## What you will do:
Repeat back the entries that follow, keeping every word as it is.

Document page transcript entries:
# # # # # # #

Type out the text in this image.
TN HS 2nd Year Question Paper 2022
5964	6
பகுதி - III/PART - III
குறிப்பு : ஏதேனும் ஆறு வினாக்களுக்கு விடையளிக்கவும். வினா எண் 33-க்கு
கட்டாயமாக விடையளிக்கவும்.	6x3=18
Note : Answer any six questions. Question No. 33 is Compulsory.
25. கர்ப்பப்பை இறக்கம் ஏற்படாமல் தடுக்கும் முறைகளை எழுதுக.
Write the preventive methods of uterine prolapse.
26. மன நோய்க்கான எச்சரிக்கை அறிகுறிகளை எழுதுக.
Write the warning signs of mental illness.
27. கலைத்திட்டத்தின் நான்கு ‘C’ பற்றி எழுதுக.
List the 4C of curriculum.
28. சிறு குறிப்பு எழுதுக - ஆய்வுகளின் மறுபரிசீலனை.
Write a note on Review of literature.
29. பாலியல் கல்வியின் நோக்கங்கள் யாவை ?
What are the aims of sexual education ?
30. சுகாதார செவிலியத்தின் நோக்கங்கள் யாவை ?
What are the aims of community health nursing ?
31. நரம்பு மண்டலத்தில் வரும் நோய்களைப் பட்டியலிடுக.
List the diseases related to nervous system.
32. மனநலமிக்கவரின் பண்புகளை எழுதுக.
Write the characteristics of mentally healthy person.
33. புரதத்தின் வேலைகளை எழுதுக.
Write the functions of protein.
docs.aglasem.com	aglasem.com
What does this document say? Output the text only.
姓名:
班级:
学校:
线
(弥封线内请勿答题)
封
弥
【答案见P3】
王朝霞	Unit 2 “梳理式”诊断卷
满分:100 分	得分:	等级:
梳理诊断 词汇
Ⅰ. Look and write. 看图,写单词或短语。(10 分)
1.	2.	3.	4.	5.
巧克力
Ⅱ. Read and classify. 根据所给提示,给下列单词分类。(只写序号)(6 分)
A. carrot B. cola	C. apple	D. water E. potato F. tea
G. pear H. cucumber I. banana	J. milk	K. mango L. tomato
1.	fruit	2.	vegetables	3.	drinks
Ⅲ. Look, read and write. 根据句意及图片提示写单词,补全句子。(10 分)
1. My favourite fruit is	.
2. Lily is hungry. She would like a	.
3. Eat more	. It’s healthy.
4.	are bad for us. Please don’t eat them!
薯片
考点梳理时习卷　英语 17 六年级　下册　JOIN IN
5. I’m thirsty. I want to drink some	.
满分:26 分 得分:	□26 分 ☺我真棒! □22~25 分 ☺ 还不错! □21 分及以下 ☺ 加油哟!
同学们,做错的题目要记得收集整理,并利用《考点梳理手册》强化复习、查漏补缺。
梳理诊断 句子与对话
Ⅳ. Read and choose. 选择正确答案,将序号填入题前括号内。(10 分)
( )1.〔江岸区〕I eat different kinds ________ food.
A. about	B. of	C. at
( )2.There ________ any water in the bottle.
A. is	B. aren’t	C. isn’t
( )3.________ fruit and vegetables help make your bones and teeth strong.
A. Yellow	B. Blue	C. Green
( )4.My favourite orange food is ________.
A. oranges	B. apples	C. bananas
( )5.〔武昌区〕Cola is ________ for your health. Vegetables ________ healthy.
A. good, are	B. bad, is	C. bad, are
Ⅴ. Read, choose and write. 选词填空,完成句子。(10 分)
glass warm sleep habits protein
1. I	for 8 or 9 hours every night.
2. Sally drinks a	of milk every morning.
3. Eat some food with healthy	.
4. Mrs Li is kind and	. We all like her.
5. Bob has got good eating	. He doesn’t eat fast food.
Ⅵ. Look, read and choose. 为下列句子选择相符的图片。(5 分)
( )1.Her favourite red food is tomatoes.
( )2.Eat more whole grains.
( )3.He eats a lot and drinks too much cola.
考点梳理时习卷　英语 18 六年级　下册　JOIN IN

# # # # # # #

## Task response:
Type out the text in this image.
TN HS 2nd Year Question Paper 2022
5964	6
பகுதி - III/PART - III
குறிப்பு : ஏதேனும் ஆறு வினாக்களுக்கு விடையளிக்கவும். வினா எண் 33-க்கு
கட்டாயமாக விடையளிக்கவும்.	6x3=18
Note : Answer any six questions. Question No. 33 is Compulsory.
25. கர்ப்பப்பை இறக்கம் ஏற்படாமல் தடுக்கும் முறைகளை எழுதுக.
Write the preventive methods of uterine prolapse.
26. மன நோய்க்கான எச்சரிக்கை அறிகுறிகளை எழுதுக.
Write the warning signs of mental illness.
27. கலைத்திட்டத்தின் நான்கு ‘C’ பற்றி எழுதுக.
List the 4C of curriculum.
28. சிறு குறிப்பு எழுதுக - ஆய்வுகளின் மறுபரிசீலனை.
Write a note on Review of literature.
29. பாலியல் கல்வியின் நோக்கங்கள் யாவை ?
What are the aims of sexual education ?
30. சுகாதார செவிலியத்தின் நோக்கங்கள் யாவை ?
What are the aims of community health nursing ?
31. நரம்பு மண்டலத்தில் வரும் நோய்களைப் பட்டியலிடுக.
List the diseases related to nervous system.
32. மனநலமிக்கவரின் பண்புகளை எழுதுக.
Write the characteristics of mentally healthy person.
33. புரதத்தின் வேலைகளை எழுதுக.
Write the functions of protein.
docs.aglasem.com	aglasem.com
What does this document say? Output the text only.
姓名:
班级:
学校:
线
(弥封线内请勿答题)
封
弥
【答案见P3】
王朝霞	Unit 2 “梳理式”诊断卷
满分:100 分	得分:	等级:
梳理诊断 词汇
Ⅰ. Look and write. 看图,写单词或短语。(10 分)
1.	2.	3.	4.	5.
巧克力
Ⅱ. Read and classify. 根据所给提示,给下列单词分类。(只写序号)(6 分)
A. carrot B. cola	C. apple	D. water E. potato F. tea
G. pear H. cucumber I. banana	J. milk	K. mango L. tomato
1.	fruit	2.	vegetables	3.	drinks
Ⅲ. Look, read and write. 根据句意及图片提示写单词,补全句子。(10 分)
1. My favourite fruit is	.
2. Lily is hungry. She would like a	.
3. Eat more	. It’s healthy.
4.	are bad for us. Please don’t eat them!
薯片
考点梳理时习卷　英语 17 六年级　下册　JOIN IN
5. I’m thirsty. I want to drink some	.
满分:26 分 得分:	□26 分 ☺我真棒! □22~25 分 ☺ 还不错! □21 分及以下 ☺ 加油哟!
同学们,做错的题目要记得收集整理,并利用《考点梳理手册》强化复习、查漏补缺。
梳理诊断 句子与对话
Ⅳ. Read and choose. 选择正确答案,将序号填入题前括号内。(10 分)
( )1.〔江岸区〕I eat different kinds ________ food.
A. about	B. of	C. at
( )2.There ________ any water in the bottle.
A. is	B. aren’t	C. isn’t
( )3.________ fruit and vegetables help make your bones and teeth strong.
A. Yellow	B. Blue	C. Green
( )4.My favourite orange food is ________.
A. oranges	B. apples	C. bananas
( )5.〔武昌区〕Cola is ________ for your health. Vegetables ________ healthy.
A. good, are	B. bad, is	C. bad, are
Ⅴ. Read, choose and write. 选词填空,完成句子。(10 分)
glass warm sleep habits protein
1. I	for 8 or 9 hours every night.
2. Sally drinks a	of milk every morning.
3. Eat some food with healthy	.
4. Mrs Li is kind and	. We all like her.
5. Bob has got good eating	. He doesn’t eat fast food.
Ⅵ. Look, read and choose. 为下列句子选择相符的图片。(5 分)
( )1.Her favourite red food is tomatoes.
( )2.Eat more whole grains.
( )3.He eats a lot and drinks too much cola.
考点梳理时习卷　英语 18 六年级　下册　JOIN IN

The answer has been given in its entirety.